[TASK TO COMPLETE] Write out all records as given; omit images.

[Stored data entries]
++++

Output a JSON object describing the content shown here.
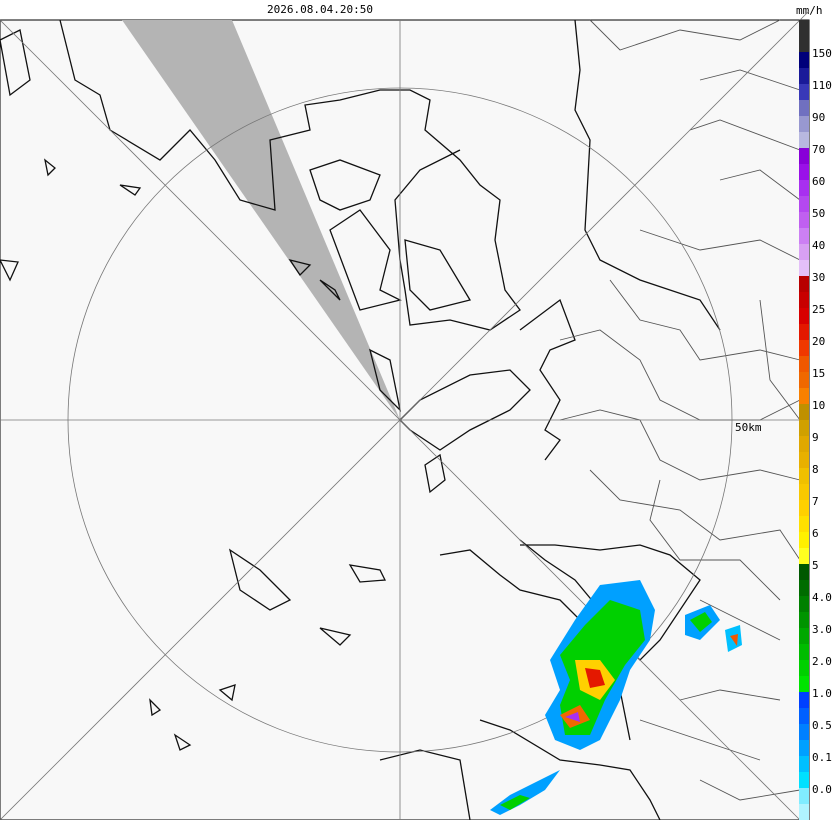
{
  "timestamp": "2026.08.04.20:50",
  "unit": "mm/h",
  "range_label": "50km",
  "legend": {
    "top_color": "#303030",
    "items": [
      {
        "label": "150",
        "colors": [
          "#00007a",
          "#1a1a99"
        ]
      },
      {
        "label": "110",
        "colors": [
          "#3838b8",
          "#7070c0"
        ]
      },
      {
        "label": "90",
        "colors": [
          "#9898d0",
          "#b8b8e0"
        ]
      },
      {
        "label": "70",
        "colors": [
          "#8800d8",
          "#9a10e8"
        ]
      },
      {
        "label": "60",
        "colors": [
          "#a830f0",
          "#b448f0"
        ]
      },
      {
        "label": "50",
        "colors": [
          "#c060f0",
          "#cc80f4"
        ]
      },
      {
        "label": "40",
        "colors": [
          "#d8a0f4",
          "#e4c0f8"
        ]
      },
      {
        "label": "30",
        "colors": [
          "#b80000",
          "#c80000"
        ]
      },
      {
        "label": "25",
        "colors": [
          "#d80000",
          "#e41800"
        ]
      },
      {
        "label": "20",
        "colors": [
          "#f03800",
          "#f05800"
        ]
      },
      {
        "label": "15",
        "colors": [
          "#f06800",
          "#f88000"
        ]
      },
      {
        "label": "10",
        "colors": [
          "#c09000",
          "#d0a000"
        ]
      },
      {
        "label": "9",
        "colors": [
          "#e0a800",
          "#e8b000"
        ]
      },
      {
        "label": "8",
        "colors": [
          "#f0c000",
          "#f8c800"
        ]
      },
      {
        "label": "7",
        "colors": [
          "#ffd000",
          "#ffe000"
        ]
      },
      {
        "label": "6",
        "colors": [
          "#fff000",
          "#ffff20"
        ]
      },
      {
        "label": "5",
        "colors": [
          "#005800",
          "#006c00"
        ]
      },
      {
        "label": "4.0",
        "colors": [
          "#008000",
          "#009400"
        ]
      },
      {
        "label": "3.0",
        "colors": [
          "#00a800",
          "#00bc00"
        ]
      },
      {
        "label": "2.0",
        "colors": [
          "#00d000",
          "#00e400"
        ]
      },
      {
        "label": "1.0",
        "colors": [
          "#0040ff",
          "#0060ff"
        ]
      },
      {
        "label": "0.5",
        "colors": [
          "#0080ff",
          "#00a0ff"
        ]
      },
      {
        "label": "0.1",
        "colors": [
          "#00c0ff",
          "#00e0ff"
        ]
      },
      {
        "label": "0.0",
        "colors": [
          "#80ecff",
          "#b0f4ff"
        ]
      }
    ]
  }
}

++++

[THE REPLY]
Output a JSON object describing the content shown here.
{
  "timestamp": "2026.08.04.20:50",
  "unit": "mm/h",
  "range_label": "50km",
  "legend": {
    "top_color": "#303030",
    "items": [
      {
        "label": "150",
        "colors": [
          "#00007a",
          "#1a1a99"
        ]
      },
      {
        "label": "110",
        "colors": [
          "#3838b8",
          "#7070c0"
        ]
      },
      {
        "label": "90",
        "colors": [
          "#9898d0",
          "#b8b8e0"
        ]
      },
      {
        "label": "70",
        "colors": [
          "#8800d8",
          "#9a10e8"
        ]
      },
      {
        "label": "60",
        "colors": [
          "#a830f0",
          "#b448f0"
        ]
      },
      {
        "label": "50",
        "colors": [
          "#c060f0",
          "#cc80f4"
        ]
      },
      {
        "label": "40",
        "colors": [
          "#d8a0f4",
          "#e4c0f8"
        ]
      },
      {
        "label": "30",
        "colors": [
          "#b80000",
          "#c80000"
        ]
      },
      {
        "label": "25",
        "colors": [
          "#d80000",
          "#e41800"
        ]
      },
      {
        "label": "20",
        "colors": [
          "#f03800",
          "#f05800"
        ]
      },
      {
        "label": "15",
        "colors": [
          "#f06800",
          "#f88000"
        ]
      },
      {
        "label": "10",
        "colors": [
          "#c09000",
          "#d0a000"
        ]
      },
      {
        "label": "9",
        "colors": [
          "#e0a800",
          "#e8b000"
        ]
      },
      {
        "label": "8",
        "colors": [
          "#f0c000",
          "#f8c800"
        ]
      },
      {
        "label": "7",
        "colors": [
          "#ffd000",
          "#ffe000"
        ]
      },
      {
        "label": "6",
        "colors": [
          "#fff000",
          "#ffff20"
        ]
      },
      {
        "label": "5",
        "colors": [
          "#005800",
          "#006c00"
        ]
      },
      {
        "label": "4.0",
        "colors": [
          "#008000",
          "#009400"
        ]
      },
      {
        "label": "3.0",
        "colors": [
          "#00a800",
          "#00bc00"
        ]
      },
      {
        "label": "2.0",
        "colors": [
          "#00d000",
          "#00e400"
        ]
      },
      {
        "label": "1.0",
        "colors": [
          "#0040ff",
          "#0060ff"
        ]
      },
      {
        "label": "0.5",
        "colors": [
          "#0080ff",
          "#00a0ff"
        ]
      },
      {
        "label": "0.1",
        "colors": [
          "#00c0ff",
          "#00e0ff"
        ]
      },
      {
        "label": "0.0",
        "colors": [
          "#80ecff",
          "#b0f4ff"
        ]
      }
    ]
  }
}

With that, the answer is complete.